What is asked: The complete listing should be restated exactly.
— Start Material shown —
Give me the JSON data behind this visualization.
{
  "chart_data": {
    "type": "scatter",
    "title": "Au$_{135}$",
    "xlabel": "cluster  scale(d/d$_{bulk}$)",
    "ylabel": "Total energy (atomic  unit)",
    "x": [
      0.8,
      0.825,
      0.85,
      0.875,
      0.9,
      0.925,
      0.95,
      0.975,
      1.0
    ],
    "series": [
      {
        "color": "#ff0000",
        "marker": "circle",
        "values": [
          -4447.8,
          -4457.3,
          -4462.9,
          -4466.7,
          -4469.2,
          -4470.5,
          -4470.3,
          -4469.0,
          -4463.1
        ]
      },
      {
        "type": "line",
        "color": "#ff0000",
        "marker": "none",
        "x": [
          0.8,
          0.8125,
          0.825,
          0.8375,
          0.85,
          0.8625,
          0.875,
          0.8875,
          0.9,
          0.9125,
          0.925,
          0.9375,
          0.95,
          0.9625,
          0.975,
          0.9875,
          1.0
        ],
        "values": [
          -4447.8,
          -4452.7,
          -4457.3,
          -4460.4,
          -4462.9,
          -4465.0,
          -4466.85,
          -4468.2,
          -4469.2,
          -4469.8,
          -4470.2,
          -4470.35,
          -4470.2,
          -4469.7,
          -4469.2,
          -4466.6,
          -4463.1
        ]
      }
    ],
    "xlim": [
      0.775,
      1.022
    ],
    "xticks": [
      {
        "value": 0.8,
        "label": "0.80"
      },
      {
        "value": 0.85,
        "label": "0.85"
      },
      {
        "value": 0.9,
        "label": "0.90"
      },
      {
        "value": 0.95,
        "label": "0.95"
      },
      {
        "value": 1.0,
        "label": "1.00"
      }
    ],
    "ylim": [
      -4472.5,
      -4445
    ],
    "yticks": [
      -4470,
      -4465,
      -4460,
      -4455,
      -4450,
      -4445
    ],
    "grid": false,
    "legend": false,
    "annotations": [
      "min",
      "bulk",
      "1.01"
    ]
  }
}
— End Material shown —
Solution:
Give me the JSON data behind this visualization.
{
  "chart_data": {
    "type": "scatter",
    "title": "Au$_{135}$",
    "xlabel": "cluster  scale(d/d$_{bulk}$)",
    "ylabel": "Total energy (atomic  unit)",
    "x": [
      0.8,
      0.825,
      0.85,
      0.875,
      0.9,
      0.925,
      0.95,
      0.975,
      1.0
    ],
    "series": [
      {
        "color": "#ff0000",
        "marker": "circle",
        "values": [
          -4447.8,
          -4457.3,
          -4462.9,
          -4466.7,
          -4469.2,
          -4470.5,
          -4470.3,
          -4469.0,
          -4463.1
        ]
      },
      {
        "type": "line",
        "color": "#ff0000",
        "marker": "none",
        "x": [
          0.8,
          0.8125,
          0.825,
          0.8375,
          0.85,
          0.8625,
          0.875,
          0.8875,
          0.9,
          0.9125,
          0.925,
          0.9375,
          0.95,
          0.9625,
          0.975,
          0.9875,
          1.0
        ],
        "values": [
          -4447.8,
          -4452.7,
          -4457.3,
          -4460.4,
          -4462.9,
          -4465.0,
          -4466.85,
          -4468.2,
          -4469.2,
          -4469.8,
          -4470.2,
          -4470.35,
          -4470.2,
          -4469.7,
          -4469.2,
          -4466.6,
          -4463.1
        ]
      }
    ],
    "xlim": [
      0.775,
      1.022
    ],
    "xticks": [
      {
        "value": 0.8,
        "label": "0.80"
      },
      {
        "value": 0.85,
        "label": "0.85"
      },
      {
        "value": 0.9,
        "label": "0.90"
      },
      {
        "value": 0.95,
        "label": "0.95"
      },
      {
        "value": 1.0,
        "label": "1.00"
      }
    ],
    "ylim": [
      -4472.5,
      -4445
    ],
    "yticks": [
      -4470,
      -4465,
      -4460,
      -4455,
      -4450,
      -4445
    ],
    "grid": false,
    "legend": false,
    "annotations": [
      "min",
      "bulk",
      "1.01"
    ]
  }
}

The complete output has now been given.